Estratto della pagina
*****

3 Ottobre 2019 7 commenti

Godfather of Harlem – La vera storia del padrino nero di New York di Marco Villa

In Godfather of Harlem, Forest Whitaker è Bumpy Johnson, il padrino della mafia nera di Harlem, amico di Malcolm X

Copertina, Pilot

La città più affascinante del mondo, raccontata in un’epoca irripetibile, incrociando finzione e realtà in una serie che vuole essere la versione black del Padrino. Se dovessimo convincere qualcuno a dare una chance a Godfather of Harlem, probabilmente basterebbero queste poche righe.

Godfather of Harlem, in onda su Epix dal 29 settembre, è la storia di Bumpy Johnson, boss indiscusso di Harlem che, dopo dieci anni passati in prigione, a metà dei ’60 prova a riprendersi il proprio regno, minacciato dall’ascesa di gangster che si sono allargati durante la sua assenza. Johnson è interpretato da Forest Whitaker, che mette tutto il proprio carisma per creare un personaggio che, nelle intenzioni degli autori, deve riuscire a portarsi sulle spalle tutta la serie. Ogni scena ruota intorno a lui, che si trova al centro di ogni trama. In particolare, c’è il rapporto con The Chin (Vincent D’Onofrio), esponente della  famiglia dei Genovese e quello con un giovane predicatore e attivista politico, da poco convertitosi all’Islam, ovvero un certo Malcolm X (Nigél Thatch), con cui cerca di incrociare i percorsi che portano agli obiettivi di entrambi.

*****

Completa quanto segue
**1.** Secondo l'estratto, su quale rete va in onda la serie e a partire da quale data?
**2.** Riporta il passo dell'estratto che comincia con le parole "Godfather of Harlem, in" e si ferma dopo "obiettivi di entrambi.", sostituendo "boss" con "capo".
Per rispondere basati unicamente sull'estratto.

Elenco delle righe
*****

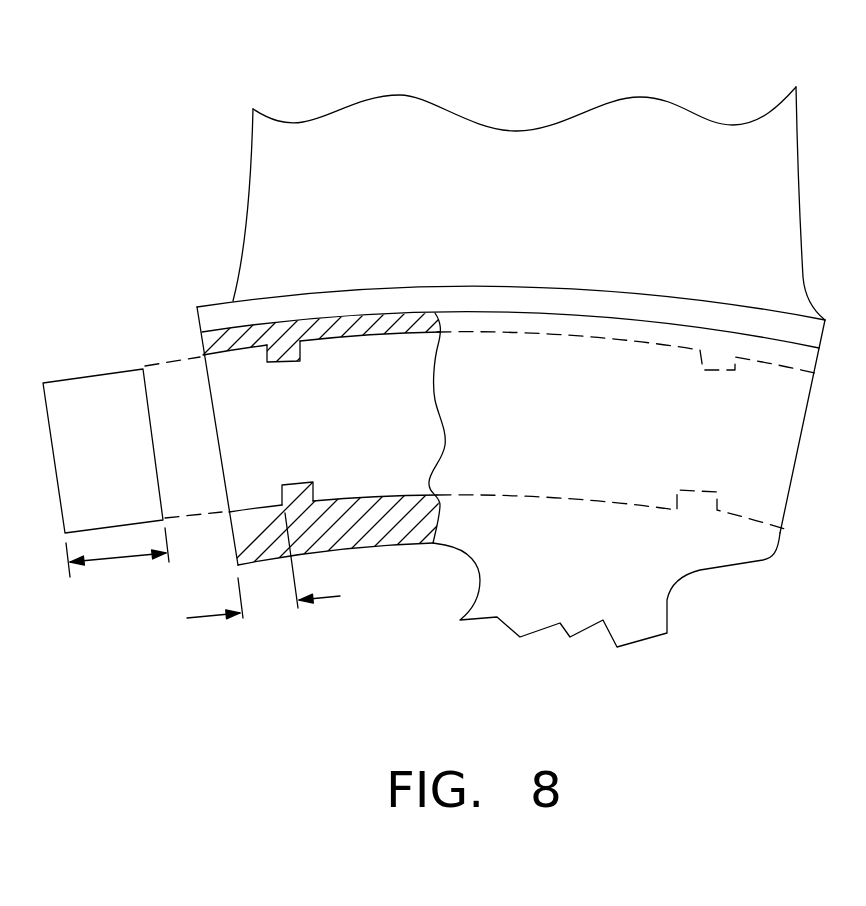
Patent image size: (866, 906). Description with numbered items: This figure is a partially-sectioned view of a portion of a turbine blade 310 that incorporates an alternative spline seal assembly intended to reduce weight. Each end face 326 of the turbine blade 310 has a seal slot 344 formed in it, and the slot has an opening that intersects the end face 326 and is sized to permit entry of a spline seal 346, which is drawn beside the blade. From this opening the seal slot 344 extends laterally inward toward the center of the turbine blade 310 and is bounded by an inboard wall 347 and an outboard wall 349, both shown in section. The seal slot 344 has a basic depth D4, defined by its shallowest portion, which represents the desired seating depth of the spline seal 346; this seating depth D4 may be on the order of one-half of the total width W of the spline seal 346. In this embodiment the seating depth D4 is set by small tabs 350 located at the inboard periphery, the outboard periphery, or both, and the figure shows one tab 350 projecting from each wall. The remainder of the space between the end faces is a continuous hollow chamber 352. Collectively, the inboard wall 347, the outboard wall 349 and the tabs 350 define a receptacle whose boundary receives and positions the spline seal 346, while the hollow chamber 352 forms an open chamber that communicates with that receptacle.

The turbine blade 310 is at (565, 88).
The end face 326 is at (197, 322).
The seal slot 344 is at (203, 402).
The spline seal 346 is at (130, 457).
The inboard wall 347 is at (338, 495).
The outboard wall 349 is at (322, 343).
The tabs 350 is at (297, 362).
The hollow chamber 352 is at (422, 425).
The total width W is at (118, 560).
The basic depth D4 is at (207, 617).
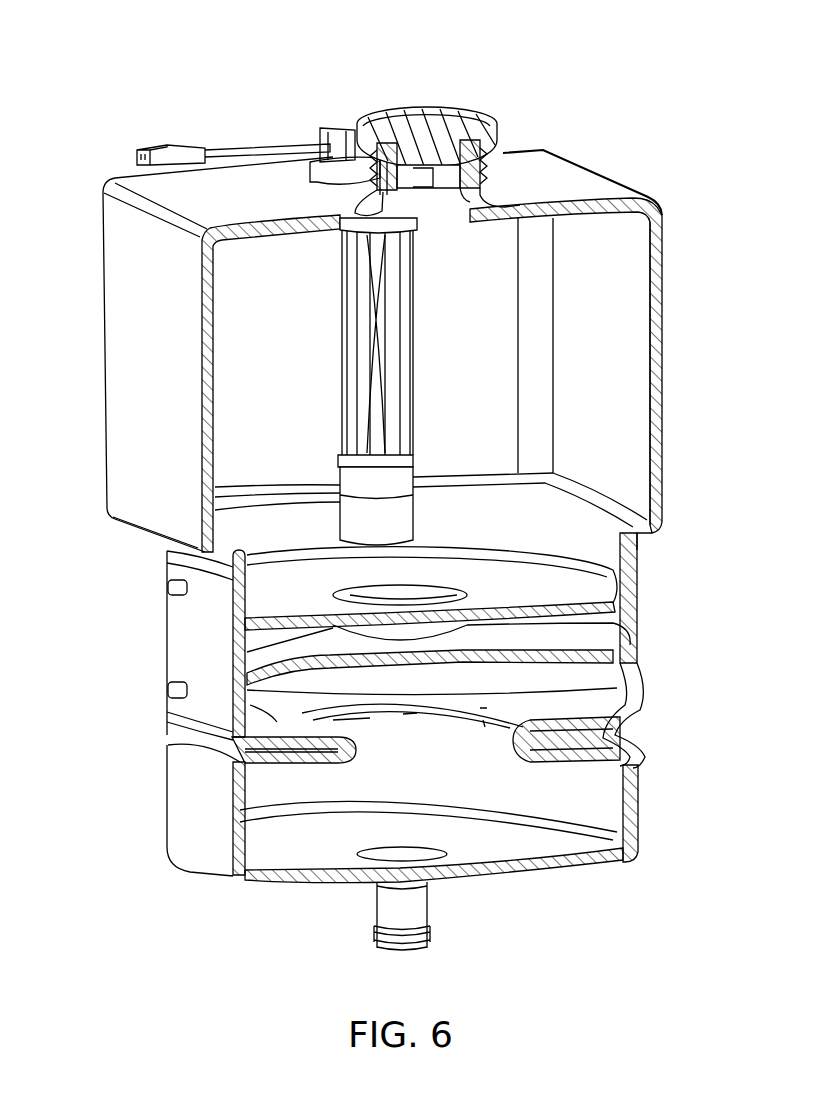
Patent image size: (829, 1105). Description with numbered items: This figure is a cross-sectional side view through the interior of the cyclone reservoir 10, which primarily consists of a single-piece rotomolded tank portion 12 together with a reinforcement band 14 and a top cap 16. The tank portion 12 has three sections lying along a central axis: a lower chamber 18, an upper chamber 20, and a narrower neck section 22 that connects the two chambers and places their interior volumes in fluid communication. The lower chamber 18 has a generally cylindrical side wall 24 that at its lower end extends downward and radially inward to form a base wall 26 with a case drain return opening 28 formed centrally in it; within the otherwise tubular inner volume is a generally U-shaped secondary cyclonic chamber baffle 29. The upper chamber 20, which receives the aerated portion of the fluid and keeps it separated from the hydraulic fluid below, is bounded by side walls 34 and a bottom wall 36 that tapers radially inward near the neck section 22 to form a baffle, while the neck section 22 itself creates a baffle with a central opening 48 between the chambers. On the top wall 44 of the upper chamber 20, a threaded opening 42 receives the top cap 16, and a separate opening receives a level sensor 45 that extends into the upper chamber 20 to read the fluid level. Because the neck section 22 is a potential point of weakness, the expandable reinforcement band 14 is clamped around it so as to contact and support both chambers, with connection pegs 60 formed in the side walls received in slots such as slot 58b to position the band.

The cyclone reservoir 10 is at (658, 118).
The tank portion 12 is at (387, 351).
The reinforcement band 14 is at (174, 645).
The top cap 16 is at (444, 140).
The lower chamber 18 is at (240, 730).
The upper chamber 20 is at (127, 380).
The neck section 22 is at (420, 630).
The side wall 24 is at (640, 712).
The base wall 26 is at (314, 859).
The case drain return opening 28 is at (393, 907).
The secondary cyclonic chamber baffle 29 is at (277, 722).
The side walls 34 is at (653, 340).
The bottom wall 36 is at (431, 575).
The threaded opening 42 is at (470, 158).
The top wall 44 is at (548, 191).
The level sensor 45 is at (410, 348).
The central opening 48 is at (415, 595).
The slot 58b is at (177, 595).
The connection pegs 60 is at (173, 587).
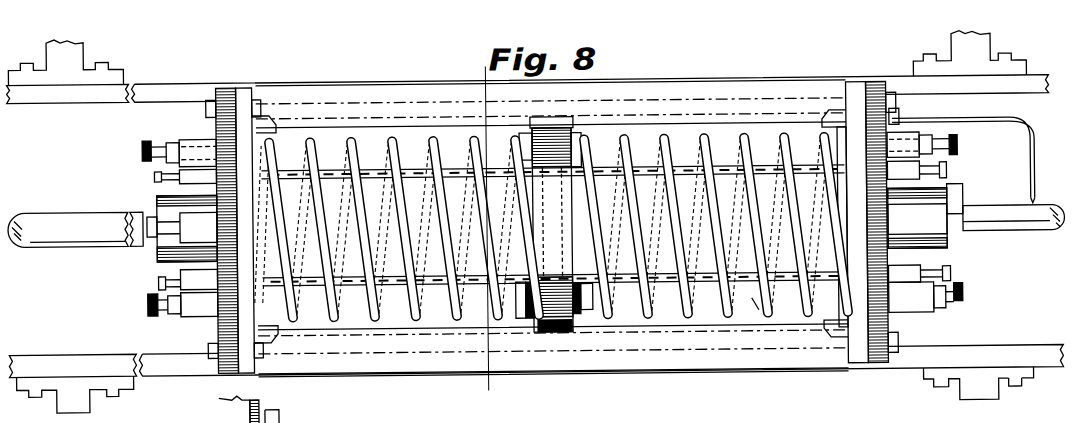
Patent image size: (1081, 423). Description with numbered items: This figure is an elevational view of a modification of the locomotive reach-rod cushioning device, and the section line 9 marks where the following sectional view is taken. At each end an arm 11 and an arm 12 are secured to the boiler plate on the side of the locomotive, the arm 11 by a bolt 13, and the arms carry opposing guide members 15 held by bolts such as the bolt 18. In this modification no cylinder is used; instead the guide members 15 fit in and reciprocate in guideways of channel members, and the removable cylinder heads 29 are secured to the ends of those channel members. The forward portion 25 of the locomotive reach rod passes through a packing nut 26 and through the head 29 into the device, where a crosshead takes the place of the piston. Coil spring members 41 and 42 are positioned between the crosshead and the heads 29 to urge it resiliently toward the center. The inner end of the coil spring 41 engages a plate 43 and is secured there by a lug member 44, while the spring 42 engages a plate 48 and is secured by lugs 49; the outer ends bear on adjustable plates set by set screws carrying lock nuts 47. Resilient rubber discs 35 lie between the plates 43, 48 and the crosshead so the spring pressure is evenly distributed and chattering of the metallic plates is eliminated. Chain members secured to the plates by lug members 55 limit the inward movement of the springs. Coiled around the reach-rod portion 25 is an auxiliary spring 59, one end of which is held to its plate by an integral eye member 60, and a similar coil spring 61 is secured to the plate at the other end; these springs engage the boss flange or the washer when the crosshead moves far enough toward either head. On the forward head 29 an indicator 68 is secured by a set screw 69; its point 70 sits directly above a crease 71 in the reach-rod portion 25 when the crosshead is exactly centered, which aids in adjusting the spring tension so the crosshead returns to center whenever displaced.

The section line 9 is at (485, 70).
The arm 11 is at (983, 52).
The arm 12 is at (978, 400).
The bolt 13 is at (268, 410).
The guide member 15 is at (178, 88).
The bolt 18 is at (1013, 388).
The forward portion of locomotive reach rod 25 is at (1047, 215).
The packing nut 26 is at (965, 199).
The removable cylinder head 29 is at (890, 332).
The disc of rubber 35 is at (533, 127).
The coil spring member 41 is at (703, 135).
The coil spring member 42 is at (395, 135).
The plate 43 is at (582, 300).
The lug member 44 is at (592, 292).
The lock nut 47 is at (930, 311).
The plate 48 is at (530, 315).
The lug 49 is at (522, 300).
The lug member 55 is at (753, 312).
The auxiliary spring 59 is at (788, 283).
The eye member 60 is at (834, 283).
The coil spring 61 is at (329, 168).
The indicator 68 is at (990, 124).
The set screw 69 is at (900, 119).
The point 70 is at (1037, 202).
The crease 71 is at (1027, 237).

*****

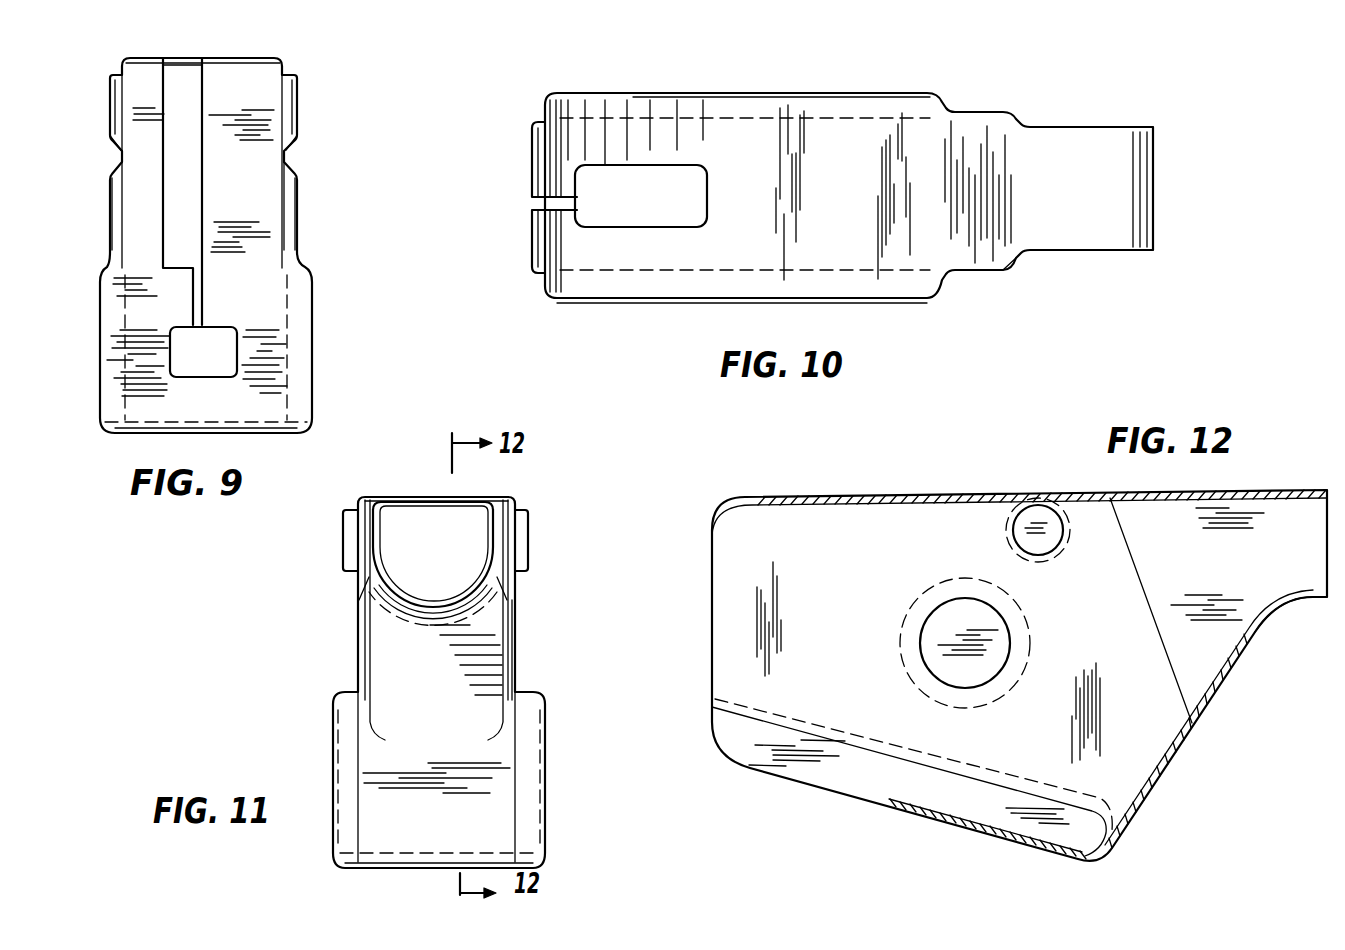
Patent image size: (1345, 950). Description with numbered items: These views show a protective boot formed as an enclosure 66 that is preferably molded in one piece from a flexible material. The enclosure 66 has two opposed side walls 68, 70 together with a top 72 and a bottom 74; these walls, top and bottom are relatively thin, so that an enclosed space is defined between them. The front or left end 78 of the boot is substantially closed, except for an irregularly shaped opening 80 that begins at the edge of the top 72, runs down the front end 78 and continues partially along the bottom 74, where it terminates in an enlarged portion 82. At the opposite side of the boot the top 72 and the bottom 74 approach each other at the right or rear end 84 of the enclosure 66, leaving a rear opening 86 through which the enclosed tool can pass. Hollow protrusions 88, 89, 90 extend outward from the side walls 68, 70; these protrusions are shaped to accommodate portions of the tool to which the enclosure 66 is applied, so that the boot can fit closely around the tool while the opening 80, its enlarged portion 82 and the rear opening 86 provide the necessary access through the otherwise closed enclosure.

*****

Soluzioni degli esercizi
**1.** Su Epix, dal 29 settembre.

**2.**
Godfather of Harlem, in onda su Epix dal 29 settembre, è la storia di Bumpy Johnson, capo indiscusso di Harlem che, dopo dieci anni passati in prigione, a metà dei ’60 prova a riprendersi il proprio regno, minacciato dall’ascesa di gangster che si sono allargati durante la sua assenza. Johnson è interpretato da Forest Whitaker, che mette tutto il proprio carisma per creare un personaggio che, nelle intenzioni degli autori, deve riuscire a portarsi sulle spalle tutta la serie. Ogni scena ruota intorno a lui, che si trova al centro di ogni trama. In particolare, c’è il rapporto con The Chin (Vincent D’Onofrio), esponente della  famiglia dei Genovese e quello con un giovane predicatore e attivista politico, da poco convertitosi all’Islam, ovvero un certo Malcolm X (Nigél Thatch), con cui cerca di incrociare i percorsi che portano agli obiettivi di entrambi.